● Listing
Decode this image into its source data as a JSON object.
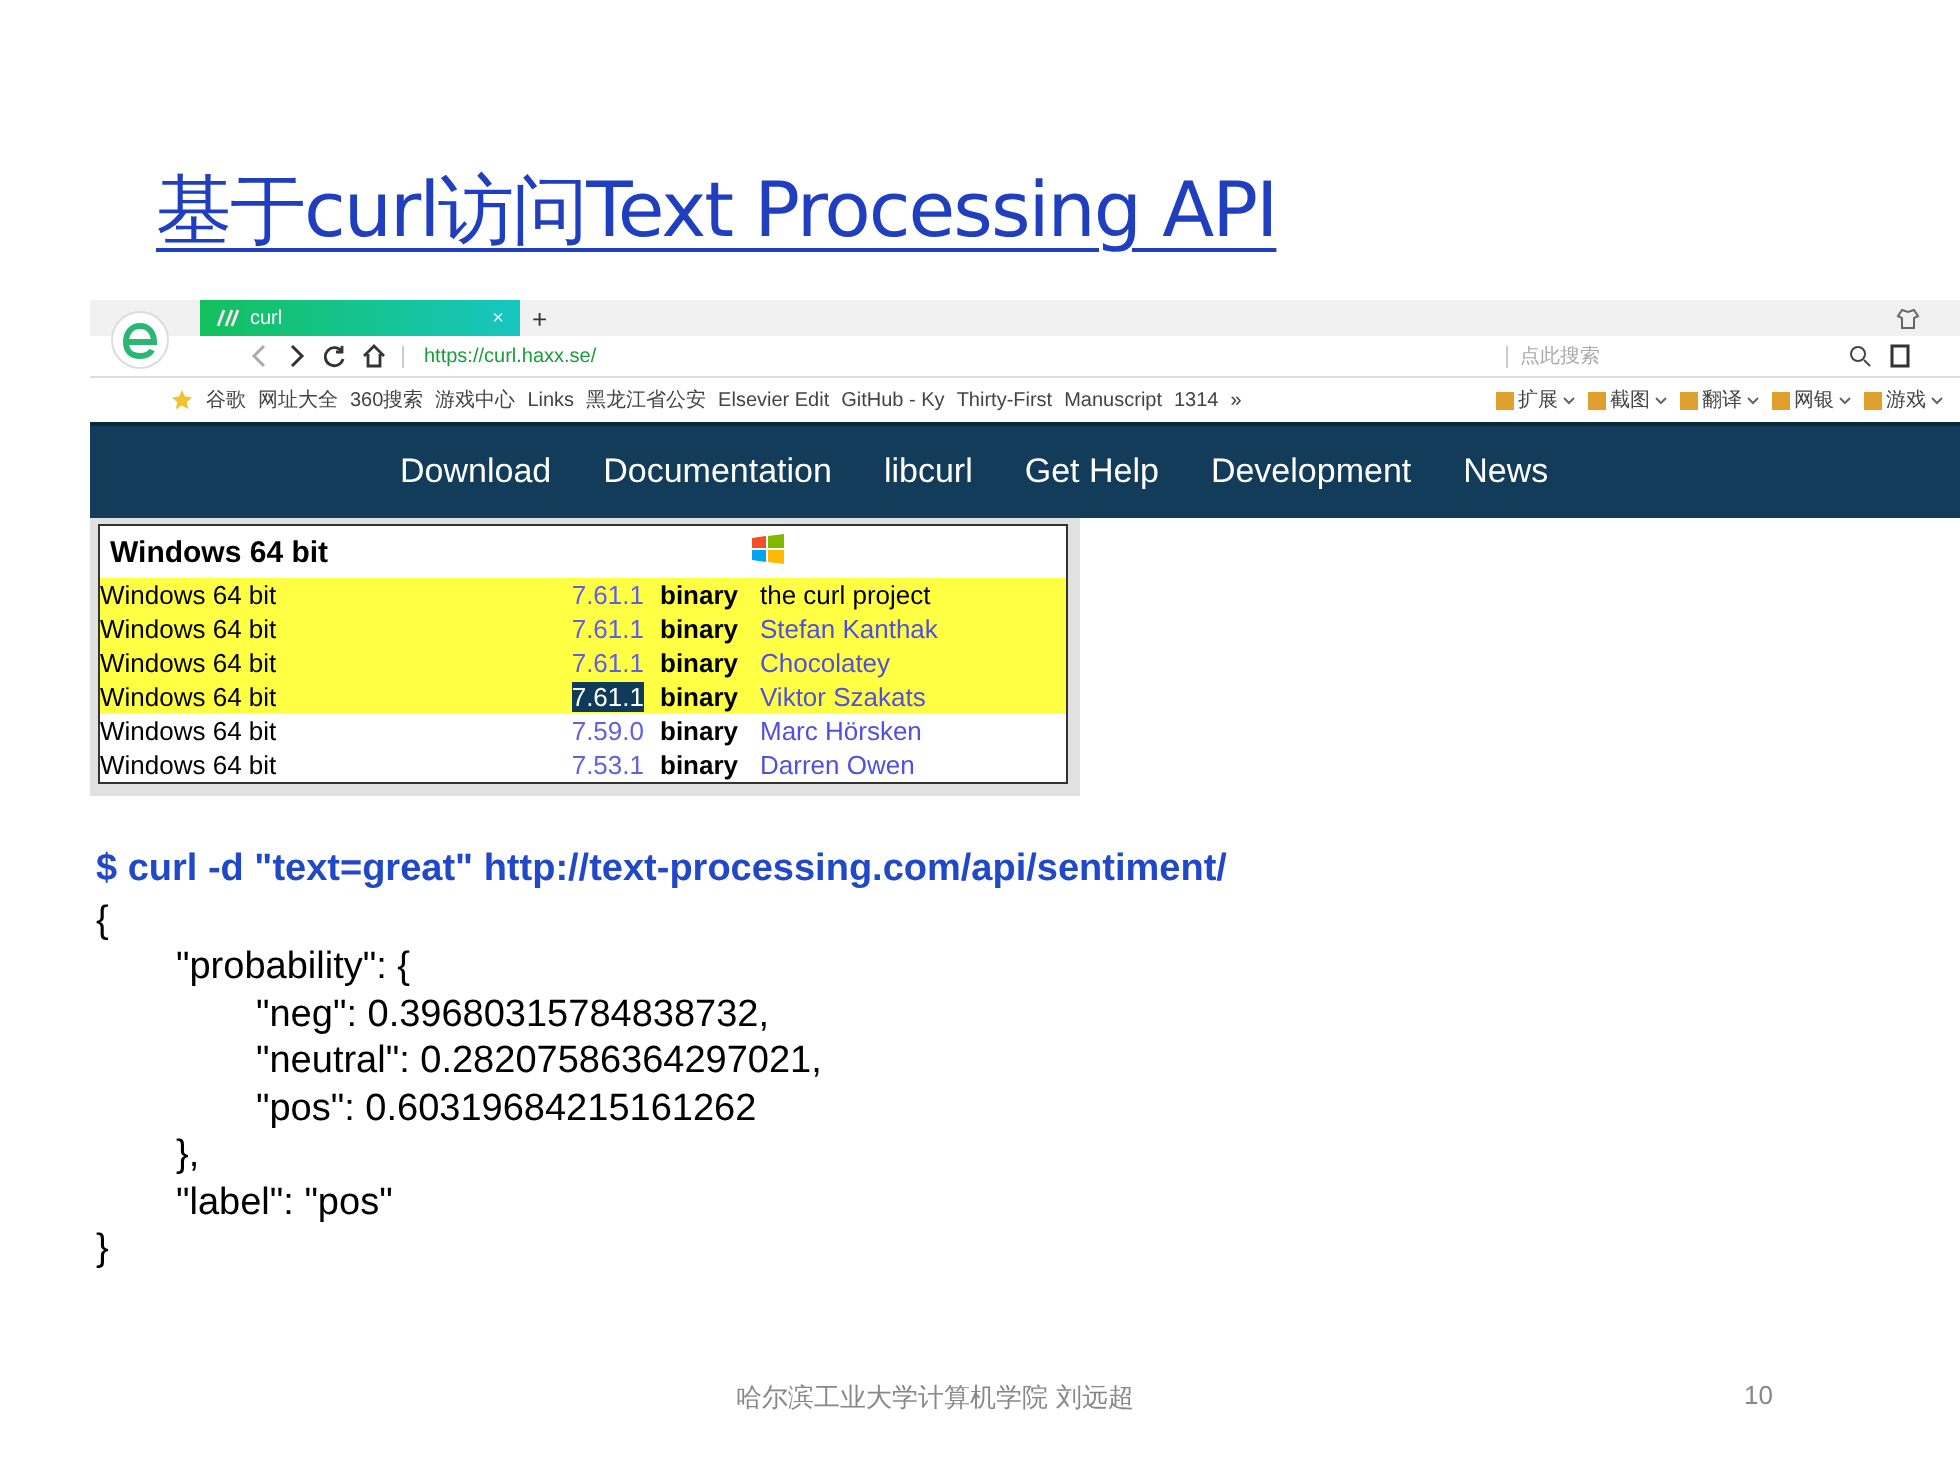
{
  "slide": {
    "title": "基于curl访问Text Processing API"
  },
  "browser": {
    "tab": {
      "title": "curl",
      "close": "×",
      "new_tab": "+"
    },
    "address": "https://curl.haxx.se/",
    "search_placeholder": "点此搜索",
    "bookmarks": [
      "谷歌",
      "网址大全",
      "360搜索",
      "游戏中心",
      "Links",
      "黑龙江省公安",
      "Elsevier Edit",
      "GitHub - Ky",
      "Thirty-First",
      "Manuscript",
      "1314",
      "»"
    ],
    "tools": [
      "扩展",
      "截图",
      "翻译",
      "网银",
      "游戏"
    ],
    "nav": [
      "Download",
      "Documentation",
      "libcurl",
      "Get Help",
      "Development",
      "News"
    ],
    "downloads": {
      "heading": "Windows 64 bit",
      "rows": [
        {
          "platform": "Windows 64 bit",
          "version": "7.61.1",
          "type": "binary",
          "provider": "the curl project",
          "highlighted": true,
          "selected": false,
          "linked": false
        },
        {
          "platform": "Windows 64 bit",
          "version": "7.61.1",
          "type": "binary",
          "provider": "Stefan Kanthak",
          "highlighted": true,
          "selected": false,
          "linked": true
        },
        {
          "platform": "Windows 64 bit",
          "version": "7.61.1",
          "type": "binary",
          "provider": "Chocolatey",
          "highlighted": true,
          "selected": false,
          "linked": true
        },
        {
          "platform": "Windows 64 bit",
          "version": "7.61.1",
          "type": "binary",
          "provider": "Viktor Szakats",
          "highlighted": true,
          "selected": true,
          "linked": true
        },
        {
          "platform": "Windows 64 bit",
          "version": "7.59.0",
          "type": "binary",
          "provider": "Marc Hörsken",
          "highlighted": false,
          "selected": false,
          "linked": true
        },
        {
          "platform": "Windows 64 bit",
          "version": "7.53.1",
          "type": "binary",
          "provider": "Darren Owen",
          "highlighted": false,
          "selected": false,
          "linked": true
        }
      ]
    }
  },
  "code": {
    "command": "$ curl -d \"text=great\" http://text-processing.com/api/sentiment/",
    "lines": [
      {
        "text": "{",
        "children": [
          {
            "text": "\"probability\": {",
            "children": [
              {
                "text": "\"neg\": 0.39680315784838732,"
              },
              {
                "text": "\"neutral\": 0.28207586364297021,"
              },
              {
                "text": "\"pos\": 0.60319684215161262"
              }
            ]
          },
          {
            "text": "},"
          },
          {
            "text": "\"label\": \"pos\""
          }
        ]
      },
      {
        "text": "}"
      }
    ]
  },
  "footer": {
    "author": "哈尔滨工业大学计算机学院 刘远超",
    "page": "10"
  }
}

● Written problem
Retype the whole listing, keeping every line identical and omitting all pictures.

● Full response
Decode this image into its source data as a JSON object.
{
  "slide": {
    "title": "基于curl访问Text Processing API"
  },
  "browser": {
    "tab": {
      "title": "curl",
      "close": "×",
      "new_tab": "+"
    },
    "address": "https://curl.haxx.se/",
    "search_placeholder": "点此搜索",
    "bookmarks": [
      "谷歌",
      "网址大全",
      "360搜索",
      "游戏中心",
      "Links",
      "黑龙江省公安",
      "Elsevier Edit",
      "GitHub - Ky",
      "Thirty-First",
      "Manuscript",
      "1314",
      "»"
    ],
    "tools": [
      "扩展",
      "截图",
      "翻译",
      "网银",
      "游戏"
    ],
    "nav": [
      "Download",
      "Documentation",
      "libcurl",
      "Get Help",
      "Development",
      "News"
    ],
    "downloads": {
      "heading": "Windows 64 bit",
      "rows": [
        {
          "platform": "Windows 64 bit",
          "version": "7.61.1",
          "type": "binary",
          "provider": "the curl project",
          "highlighted": true,
          "selected": false,
          "linked": false
        },
        {
          "platform": "Windows 64 bit",
          "version": "7.61.1",
          "type": "binary",
          "provider": "Stefan Kanthak",
          "highlighted": true,
          "selected": false,
          "linked": true
        },
        {
          "platform": "Windows 64 bit",
          "version": "7.61.1",
          "type": "binary",
          "provider": "Chocolatey",
          "highlighted": true,
          "selected": false,
          "linked": true
        },
        {
          "platform": "Windows 64 bit",
          "version": "7.61.1",
          "type": "binary",
          "provider": "Viktor Szakats",
          "highlighted": true,
          "selected": true,
          "linked": true
        },
        {
          "platform": "Windows 64 bit",
          "version": "7.59.0",
          "type": "binary",
          "provider": "Marc Hörsken",
          "highlighted": false,
          "selected": false,
          "linked": true
        },
        {
          "platform": "Windows 64 bit",
          "version": "7.53.1",
          "type": "binary",
          "provider": "Darren Owen",
          "highlighted": false,
          "selected": false,
          "linked": true
        }
      ]
    }
  },
  "code": {
    "command": "$ curl -d \"text=great\" http://text-processing.com/api/sentiment/",
    "lines": [
      {
        "text": "{",
        "children": [
          {
            "text": "\"probability\": {",
            "children": [
              {
                "text": "\"neg\": 0.39680315784838732,"
              },
              {
                "text": "\"neutral\": 0.28207586364297021,"
              },
              {
                "text": "\"pos\": 0.60319684215161262"
              }
            ]
          },
          {
            "text": "},"
          },
          {
            "text": "\"label\": \"pos\""
          }
        ]
      },
      {
        "text": "}"
      }
    ]
  },
  "footer": {
    "author": "哈尔滨工业大学计算机学院 刘远超",
    "page": "10"
  }
}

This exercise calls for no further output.